Objective =>
Return all the entries exactly, keeping pictures out.

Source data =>
|---|

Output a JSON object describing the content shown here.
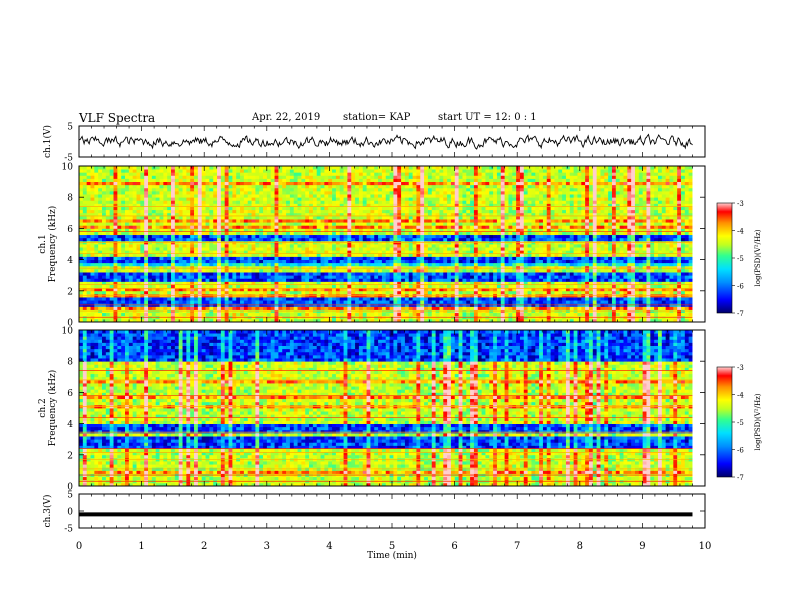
{
  "header": {
    "title": "VLF Spectra",
    "date": "Apr. 22, 2019",
    "station": "station= KAP",
    "start": "start  UT =   12: 0  : 1"
  },
  "colors": {
    "spectrogram_scale": [
      "#00006a",
      "#0000ff",
      "#0090ff",
      "#00e0ff",
      "#30ff90",
      "#c0ff20",
      "#ffff00",
      "#ff9000",
      "#ff0000",
      "#ffd0d0"
    ],
    "trace": "#000000",
    "ch3_line": "#000000"
  },
  "chart_data": [
    {
      "name": "ch1-waveform",
      "type": "line",
      "ylabel": "ch.1(V)",
      "ylim": [
        -5,
        5
      ],
      "yticks": [
        "5",
        "-5"
      ],
      "xlim": [
        0,
        10
      ],
      "series": [
        {
          "values_range_approx": [
            -2.5,
            2.5
          ],
          "x_extent": [
            0,
            9.8
          ]
        }
      ]
    },
    {
      "name": "ch1-spectrogram",
      "type": "heatmap",
      "ylabel": "ch.1\nFrequency (kHz)",
      "ylim": [
        0,
        10
      ],
      "yticks": [
        "0",
        "2",
        "4",
        "6",
        "8",
        "10"
      ],
      "xlim": [
        0,
        10
      ],
      "x_extent": [
        0,
        9.8
      ],
      "dark_bands_khz": [
        [
          2.6,
          3.3
        ],
        [
          3.7,
          4.1
        ],
        [
          5.2,
          5.6
        ],
        [
          1.0,
          1.5
        ]
      ],
      "colorbar": {
        "label": "log(PSD)(V²/Hz)",
        "range": [
          -7,
          -3
        ],
        "ticks": [
          "-3",
          "-4",
          "-5",
          "-6",
          "-7"
        ]
      }
    },
    {
      "name": "ch2-spectrogram",
      "type": "heatmap",
      "ylabel": "ch.2\nFrequency (kHz)",
      "ylim": [
        0,
        10
      ],
      "yticks": [
        "0",
        "2",
        "4",
        "6",
        "8",
        "10"
      ],
      "xlim": [
        0,
        10
      ],
      "x_extent": [
        0,
        9.8
      ],
      "dark_bands_khz": [
        [
          2.5,
          3.3
        ],
        [
          3.5,
          4.0
        ],
        [
          8.0,
          10.0
        ]
      ],
      "colorbar": {
        "label": "log(PSD)(V²/Hz)",
        "range": [
          -7,
          -3
        ],
        "ticks": [
          "-3",
          "-4",
          "-5",
          "-6",
          "-7"
        ]
      }
    },
    {
      "name": "ch3-waveform",
      "type": "line",
      "ylabel": "ch.3(V)",
      "ylim": [
        -5,
        5
      ],
      "yticks": [
        "5",
        "0",
        "-5"
      ],
      "xlim": [
        0,
        10
      ],
      "series": [
        {
          "constant_value": -1,
          "x_extent": [
            0,
            9.8
          ]
        }
      ]
    }
  ],
  "xaxis": {
    "label": "Time (min)",
    "ticks": [
      "0",
      "1",
      "2",
      "3",
      "4",
      "5",
      "6",
      "7",
      "8",
      "9",
      "10"
    ]
  }
}
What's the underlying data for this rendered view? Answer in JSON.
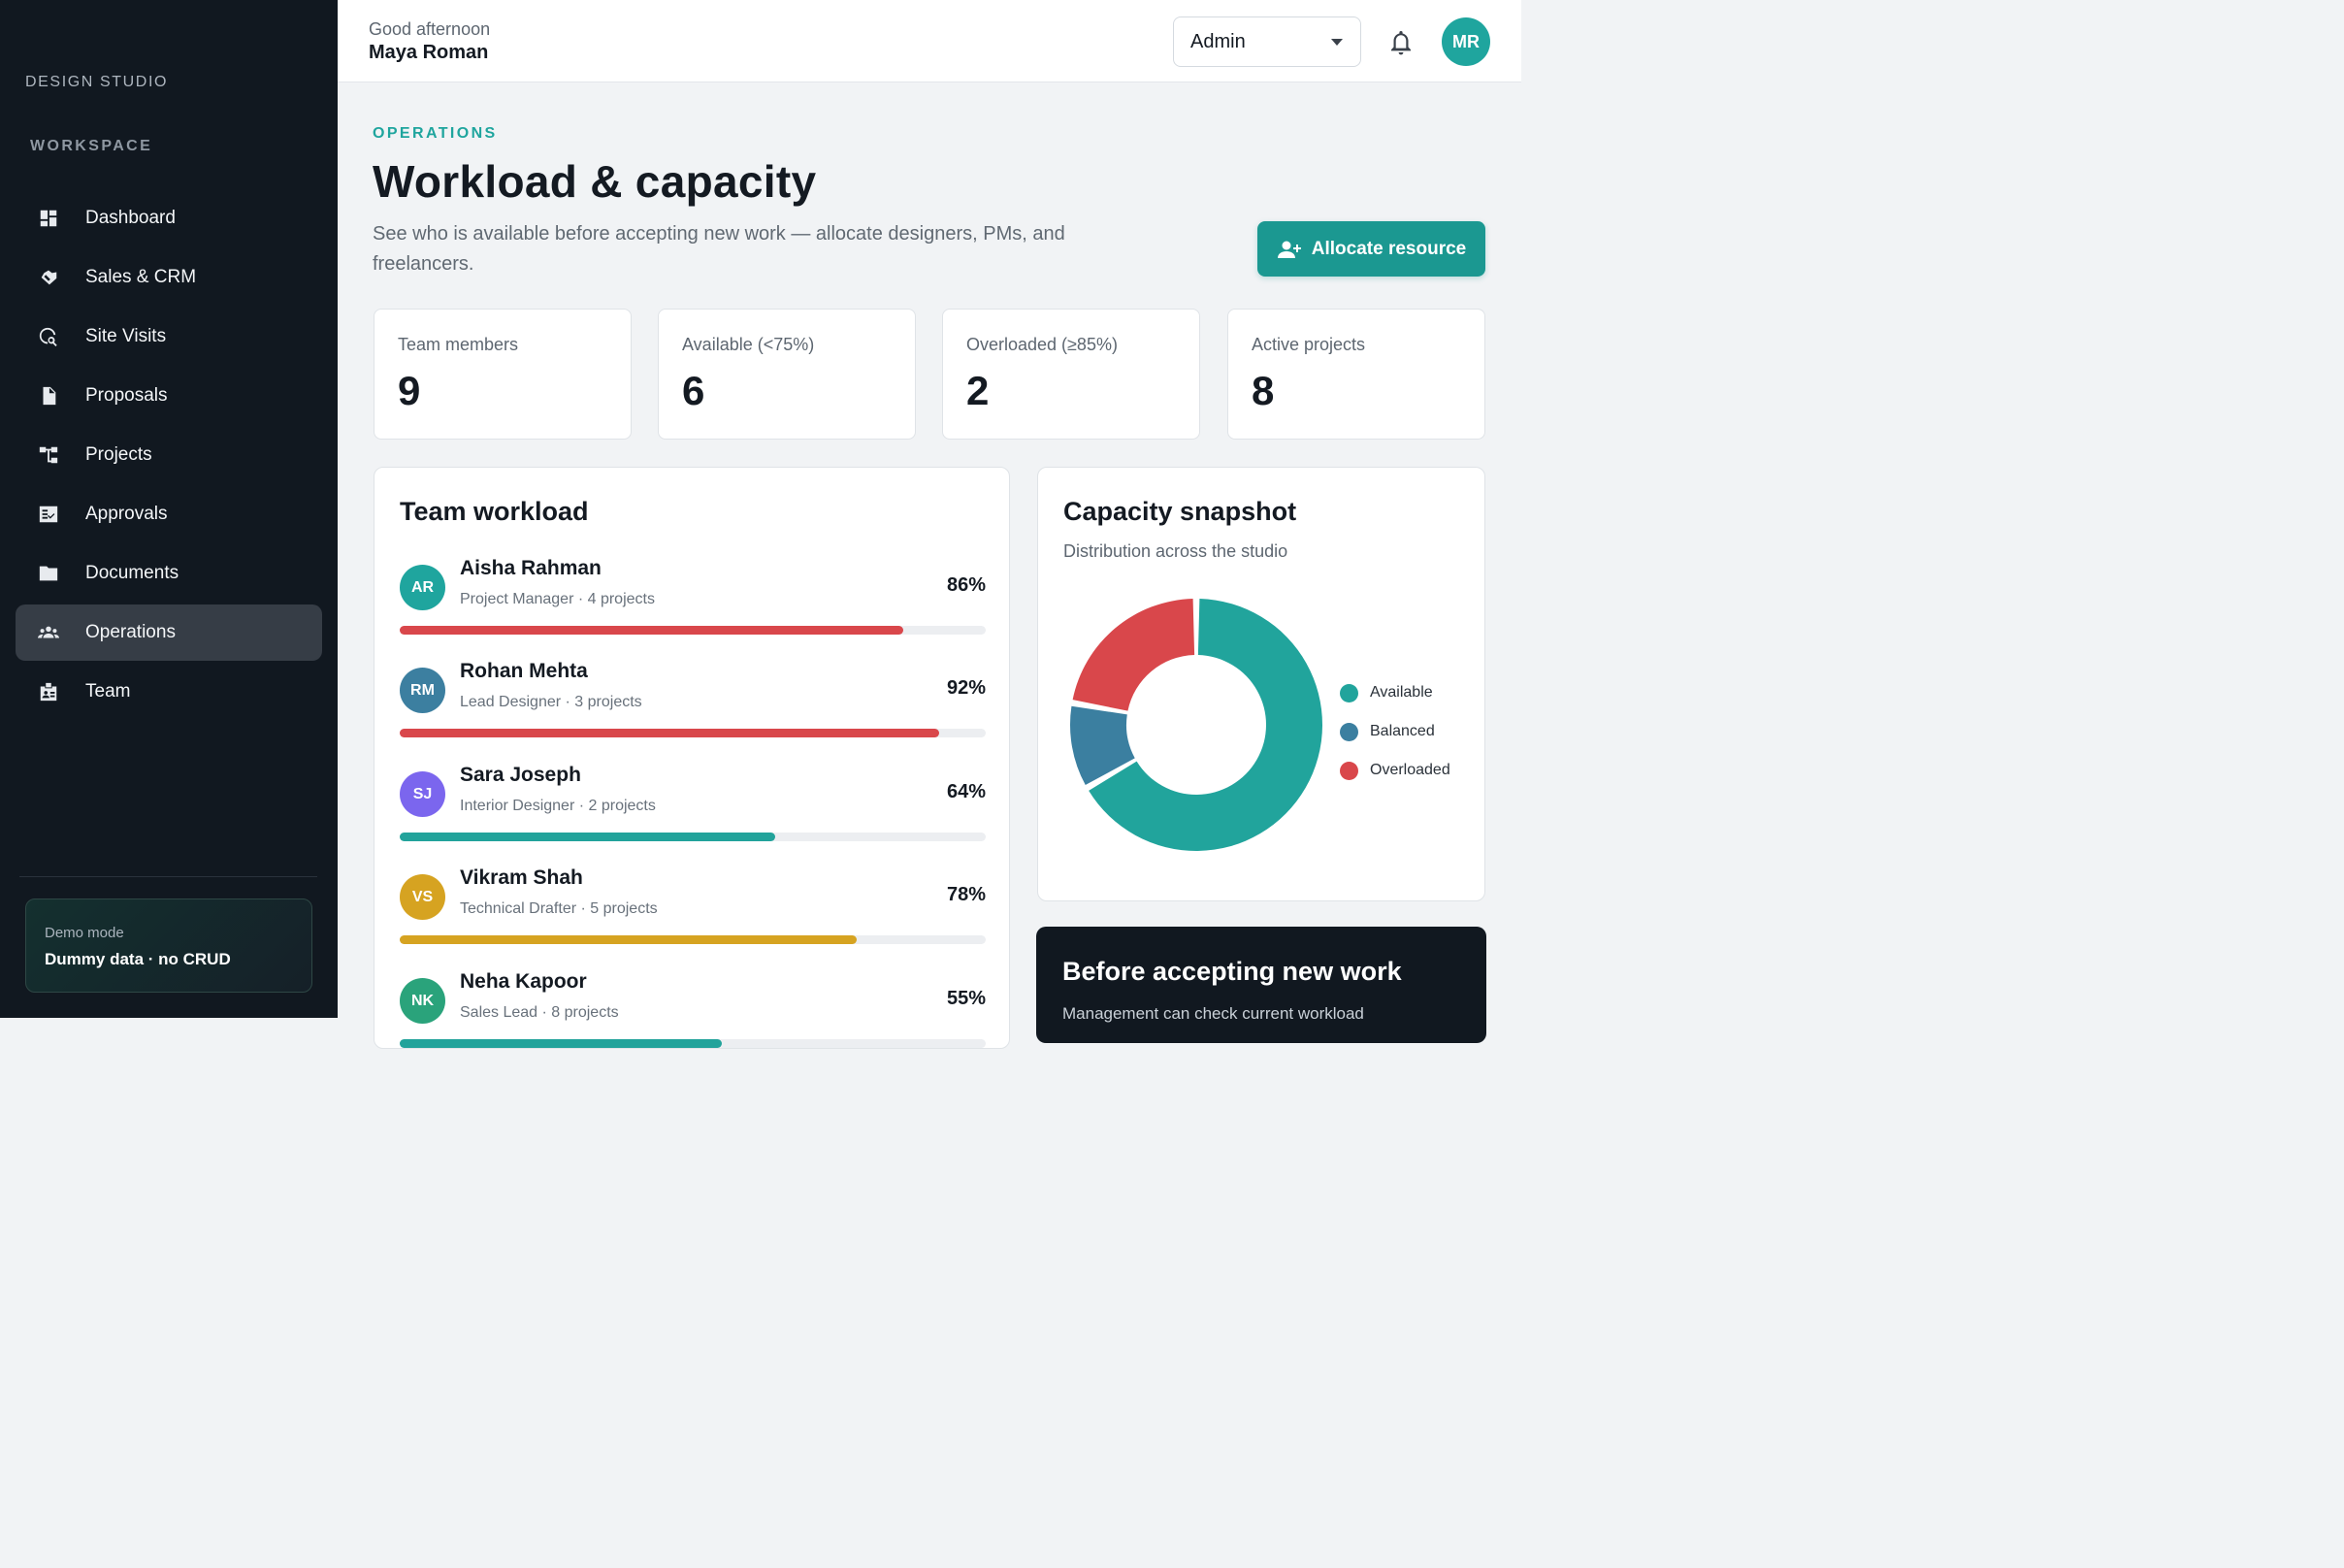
{
  "sidebar": {
    "brand": "DESIGN STUDIO",
    "section_label": "WORKSPACE",
    "items": [
      {
        "label": "Dashboard",
        "icon": "dashboard-icon"
      },
      {
        "label": "Sales & CRM",
        "icon": "handshake-icon"
      },
      {
        "label": "Site Visits",
        "icon": "travel-explore-icon"
      },
      {
        "label": "Proposals",
        "icon": "document-icon"
      },
      {
        "label": "Projects",
        "icon": "account-tree-icon"
      },
      {
        "label": "Approvals",
        "icon": "fact-check-icon"
      },
      {
        "label": "Documents",
        "icon": "folder-icon"
      },
      {
        "label": "Operations",
        "icon": "groups-icon",
        "active": true
      },
      {
        "label": "Team",
        "icon": "badge-icon"
      }
    ],
    "demo": {
      "title": "Demo mode",
      "subtitle": "Dummy data · no CRUD"
    }
  },
  "topbar": {
    "greeting": "Good afternoon",
    "user_name": "Maya Roman",
    "role_selected": "Admin",
    "avatar_initials": "MR",
    "bell_icon": "bell-icon"
  },
  "header": {
    "eyebrow": "OPERATIONS",
    "title": "Workload & capacity",
    "description": "See who is available before accepting new work — allocate designers, PMs, and freelancers.",
    "allocate_button": "Allocate resource"
  },
  "stats": [
    {
      "label": "Team members",
      "value": "9"
    },
    {
      "label": "Available (<75%)",
      "value": "6"
    },
    {
      "label": "Overloaded (≥85%)",
      "value": "2"
    },
    {
      "label": "Active projects",
      "value": "8"
    }
  ],
  "team_workload": {
    "title": "Team workload",
    "members": [
      {
        "initials": "AR",
        "name": "Aisha Rahman",
        "role": "Project Manager · 4 projects",
        "percent": "86%",
        "load": 0.86,
        "color": "#d9474b",
        "avatar_color": "#1fa59e"
      },
      {
        "initials": "RM",
        "name": "Rohan Mehta",
        "role": "Lead Designer · 3 projects",
        "percent": "92%",
        "load": 0.92,
        "color": "#d9474b",
        "avatar_color": "#3c7fa0"
      },
      {
        "initials": "SJ",
        "name": "Sara Joseph",
        "role": "Interior Designer · 2 projects",
        "percent": "64%",
        "load": 0.64,
        "color": "#22a39b",
        "avatar_color": "#7b66ee"
      },
      {
        "initials": "VS",
        "name": "Vikram Shah",
        "role": "Technical Drafter · 5 projects",
        "percent": "78%",
        "load": 0.78,
        "color": "#d6a321",
        "avatar_color": "#d6a321"
      },
      {
        "initials": "NK",
        "name": "Neha Kapoor",
        "role": "Sales Lead · 8 projects",
        "percent": "55%",
        "load": 0.55,
        "color": "#22a39b",
        "avatar_color": "#2aa37b"
      }
    ]
  },
  "capacity": {
    "title": "Capacity snapshot",
    "subtitle": "Distribution across the studio",
    "legend": [
      {
        "label": "Available",
        "color": "#21a49c"
      },
      {
        "label": "Balanced",
        "color": "#3b7fa0"
      },
      {
        "label": "Overloaded",
        "color": "#d9474b"
      }
    ],
    "chart_data": {
      "type": "pie",
      "categories": [
        "Available",
        "Balanced",
        "Overloaded"
      ],
      "values": [
        6,
        1,
        2
      ],
      "colors": [
        "#21a49c",
        "#3b7fa0",
        "#d9474b"
      ]
    }
  },
  "before_work": {
    "title": "Before accepting new work",
    "text": "Management can check current workload"
  }
}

|---|

Full answer =>
Output a JSON object describing the content shown here.
{
  "header": {
    "title": "VLF Spectra",
    "date": "Apr. 22, 2019",
    "station": "station= KAP",
    "start": "start  UT =   12: 0  : 1"
  },
  "colors": {
    "spectrogram_scale": [
      "#00006a",
      "#0000ff",
      "#0090ff",
      "#00e0ff",
      "#30ff90",
      "#c0ff20",
      "#ffff00",
      "#ff9000",
      "#ff0000",
      "#ffd0d0"
    ],
    "trace": "#000000",
    "ch3_line": "#000000"
  },
  "chart_data": [
    {
      "name": "ch1-waveform",
      "type": "line",
      "ylabel": "ch.1(V)",
      "ylim": [
        -5,
        5
      ],
      "yticks": [
        "5",
        "-5"
      ],
      "xlim": [
        0,
        10
      ],
      "series": [
        {
          "values_range_approx": [
            -2.5,
            2.5
          ],
          "x_extent": [
            0,
            9.8
          ]
        }
      ]
    },
    {
      "name": "ch1-spectrogram",
      "type": "heatmap",
      "ylabel": "ch.1\nFrequency (kHz)",
      "ylim": [
        0,
        10
      ],
      "yticks": [
        "0",
        "2",
        "4",
        "6",
        "8",
        "10"
      ],
      "xlim": [
        0,
        10
      ],
      "x_extent": [
        0,
        9.8
      ],
      "dark_bands_khz": [
        [
          2.6,
          3.3
        ],
        [
          3.7,
          4.1
        ],
        [
          5.2,
          5.6
        ],
        [
          1.0,
          1.5
        ]
      ],
      "colorbar": {
        "label": "log(PSD)(V²/Hz)",
        "range": [
          -7,
          -3
        ],
        "ticks": [
          "-3",
          "-4",
          "-5",
          "-6",
          "-7"
        ]
      }
    },
    {
      "name": "ch2-spectrogram",
      "type": "heatmap",
      "ylabel": "ch.2\nFrequency (kHz)",
      "ylim": [
        0,
        10
      ],
      "yticks": [
        "0",
        "2",
        "4",
        "6",
        "8",
        "10"
      ],
      "xlim": [
        0,
        10
      ],
      "x_extent": [
        0,
        9.8
      ],
      "dark_bands_khz": [
        [
          2.5,
          3.3
        ],
        [
          3.5,
          4.0
        ],
        [
          8.0,
          10.0
        ]
      ],
      "colorbar": {
        "label": "log(PSD)(V²/Hz)",
        "range": [
          -7,
          -3
        ],
        "ticks": [
          "-3",
          "-4",
          "-5",
          "-6",
          "-7"
        ]
      }
    },
    {
      "name": "ch3-waveform",
      "type": "line",
      "ylabel": "ch.3(V)",
      "ylim": [
        -5,
        5
      ],
      "yticks": [
        "5",
        "0",
        "-5"
      ],
      "xlim": [
        0,
        10
      ],
      "series": [
        {
          "constant_value": -1,
          "x_extent": [
            0,
            9.8
          ]
        }
      ]
    }
  ],
  "xaxis": {
    "label": "Time (min)",
    "ticks": [
      "0",
      "1",
      "2",
      "3",
      "4",
      "5",
      "6",
      "7",
      "8",
      "9",
      "10"
    ]
  }
}
What's the underlying data for this rendered view? Answer in JSON.
{
  "sidebar": {
    "brand": "DESIGN STUDIO",
    "section_label": "WORKSPACE",
    "items": [
      {
        "label": "Dashboard",
        "icon": "dashboard-icon"
      },
      {
        "label": "Sales & CRM",
        "icon": "handshake-icon"
      },
      {
        "label": "Site Visits",
        "icon": "travel-explore-icon"
      },
      {
        "label": "Proposals",
        "icon": "document-icon"
      },
      {
        "label": "Projects",
        "icon": "account-tree-icon"
      },
      {
        "label": "Approvals",
        "icon": "fact-check-icon"
      },
      {
        "label": "Documents",
        "icon": "folder-icon"
      },
      {
        "label": "Operations",
        "icon": "groups-icon",
        "active": true
      },
      {
        "label": "Team",
        "icon": "badge-icon"
      }
    ],
    "demo": {
      "title": "Demo mode",
      "subtitle": "Dummy data · no CRUD"
    }
  },
  "topbar": {
    "greeting": "Good afternoon",
    "user_name": "Maya Roman",
    "role_selected": "Admin",
    "avatar_initials": "MR",
    "bell_icon": "bell-icon"
  },
  "header": {
    "eyebrow": "OPERATIONS",
    "title": "Workload & capacity",
    "description": "See who is available before accepting new work — allocate designers, PMs, and freelancers.",
    "allocate_button": "Allocate resource"
  },
  "stats": [
    {
      "label": "Team members",
      "value": "9"
    },
    {
      "label": "Available (<75%)",
      "value": "6"
    },
    {
      "label": "Overloaded (≥85%)",
      "value": "2"
    },
    {
      "label": "Active projects",
      "value": "8"
    }
  ],
  "team_workload": {
    "title": "Team workload",
    "members": [
      {
        "initials": "AR",
        "name": "Aisha Rahman",
        "role": "Project Manager · 4 projects",
        "percent": "86%",
        "load": 0.86,
        "color": "#d9474b",
        "avatar_color": "#1fa59e"
      },
      {
        "initials": "RM",
        "name": "Rohan Mehta",
        "role": "Lead Designer · 3 projects",
        "percent": "92%",
        "load": 0.92,
        "color": "#d9474b",
        "avatar_color": "#3c7fa0"
      },
      {
        "initials": "SJ",
        "name": "Sara Joseph",
        "role": "Interior Designer · 2 projects",
        "percent": "64%",
        "load": 0.64,
        "color": "#22a39b",
        "avatar_color": "#7b66ee"
      },
      {
        "initials": "VS",
        "name": "Vikram Shah",
        "role": "Technical Drafter · 5 projects",
        "percent": "78%",
        "load": 0.78,
        "color": "#d6a321",
        "avatar_color": "#d6a321"
      },
      {
        "initials": "NK",
        "name": "Neha Kapoor",
        "role": "Sales Lead · 8 projects",
        "percent": "55%",
        "load": 0.55,
        "color": "#22a39b",
        "avatar_color": "#2aa37b"
      }
    ]
  },
  "capacity": {
    "title": "Capacity snapshot",
    "subtitle": "Distribution across the studio",
    "legend": [
      {
        "label": "Available",
        "color": "#21a49c"
      },
      {
        "label": "Balanced",
        "color": "#3b7fa0"
      },
      {
        "label": "Overloaded",
        "color": "#d9474b"
      }
    ],
    "chart_data": {
      "type": "pie",
      "categories": [
        "Available",
        "Balanced",
        "Overloaded"
      ],
      "values": [
        6,
        1,
        2
      ],
      "colors": [
        "#21a49c",
        "#3b7fa0",
        "#d9474b"
      ]
    }
  },
  "before_work": {
    "title": "Before accepting new work",
    "text": "Management can check current workload"
  }
}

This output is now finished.